## SHORT TASK
Restate each entry word for word, leaving nothing out.
···
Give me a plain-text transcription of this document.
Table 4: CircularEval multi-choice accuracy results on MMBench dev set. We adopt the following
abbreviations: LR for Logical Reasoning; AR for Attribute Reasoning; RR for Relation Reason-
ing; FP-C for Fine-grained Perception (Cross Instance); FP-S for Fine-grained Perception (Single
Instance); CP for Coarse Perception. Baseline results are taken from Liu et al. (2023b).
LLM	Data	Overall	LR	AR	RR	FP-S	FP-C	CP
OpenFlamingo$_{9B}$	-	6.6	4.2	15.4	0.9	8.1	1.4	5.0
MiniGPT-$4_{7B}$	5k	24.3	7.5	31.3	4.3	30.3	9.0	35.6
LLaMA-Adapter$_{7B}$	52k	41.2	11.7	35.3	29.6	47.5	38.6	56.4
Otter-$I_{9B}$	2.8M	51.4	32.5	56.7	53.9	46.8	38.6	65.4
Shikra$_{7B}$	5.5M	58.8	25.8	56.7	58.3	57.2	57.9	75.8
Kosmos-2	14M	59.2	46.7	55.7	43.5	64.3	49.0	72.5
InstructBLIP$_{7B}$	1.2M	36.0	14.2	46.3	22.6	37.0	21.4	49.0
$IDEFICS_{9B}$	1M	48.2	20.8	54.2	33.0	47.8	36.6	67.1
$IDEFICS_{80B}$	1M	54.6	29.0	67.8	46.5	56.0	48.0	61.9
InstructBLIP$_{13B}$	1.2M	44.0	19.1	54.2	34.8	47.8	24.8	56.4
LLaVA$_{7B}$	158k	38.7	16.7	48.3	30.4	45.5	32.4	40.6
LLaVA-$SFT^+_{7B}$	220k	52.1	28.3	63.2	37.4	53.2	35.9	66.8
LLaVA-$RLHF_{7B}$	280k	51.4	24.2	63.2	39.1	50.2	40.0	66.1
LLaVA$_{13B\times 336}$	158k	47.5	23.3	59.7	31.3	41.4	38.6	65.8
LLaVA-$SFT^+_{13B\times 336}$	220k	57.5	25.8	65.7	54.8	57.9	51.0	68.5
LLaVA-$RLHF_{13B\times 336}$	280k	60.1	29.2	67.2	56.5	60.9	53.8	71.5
···
## TASK OUTPUT
Give me a plain-text transcription of this document.
Table 4: CircularEval multi-choice accuracy results on MMBench dev set. We adopt the following
abbreviations: LR for Logical Reasoning; AR for Attribute Reasoning; RR for Relation Reason-
ing; FP-C for Fine-grained Perception (Cross Instance); FP-S for Fine-grained Perception (Single
Instance); CP for Coarse Perception. Baseline results are taken from Liu et al. (2023b).
LLM	Data	Overall	LR	AR	RR	FP-S	FP-C	CP
OpenFlamingo$_{9B}$	-	6.6	4.2	15.4	0.9	8.1	1.4	5.0
MiniGPT-$4_{7B}$	5k	24.3	7.5	31.3	4.3	30.3	9.0	35.6
LLaMA-Adapter$_{7B}$	52k	41.2	11.7	35.3	29.6	47.5	38.6	56.4
Otter-$I_{9B}$	2.8M	51.4	32.5	56.7	53.9	46.8	38.6	65.4
Shikra$_{7B}$	5.5M	58.8	25.8	56.7	58.3	57.2	57.9	75.8
Kosmos-2	14M	59.2	46.7	55.7	43.5	64.3	49.0	72.5
InstructBLIP$_{7B}$	1.2M	36.0	14.2	46.3	22.6	37.0	21.4	49.0
$IDEFICS_{9B}$	1M	48.2	20.8	54.2	33.0	47.8	36.6	67.1
$IDEFICS_{80B}$	1M	54.6	29.0	67.8	46.5	56.0	48.0	61.9
InstructBLIP$_{13B}$	1.2M	44.0	19.1	54.2	34.8	47.8	24.8	56.4
LLaVA$_{7B}$	158k	38.7	16.7	48.3	30.4	45.5	32.4	40.6
LLaVA-$SFT^+_{7B}$	220k	52.1	28.3	63.2	37.4	53.2	35.9	66.8
LLaVA-$RLHF_{7B}$	280k	51.4	24.2	63.2	39.1	50.2	40.0	66.1
LLaVA$_{13B\times 336}$	158k	47.5	23.3	59.7	31.3	41.4	38.6	65.8
LLaVA-$SFT^+_{13B\times 336}$	220k	57.5	25.8	65.7	54.8	57.9	51.0	68.5
LLaVA-$RLHF_{13B\times 336}$	280k	60.1	29.2	67.2	56.5	60.9	53.8	71.5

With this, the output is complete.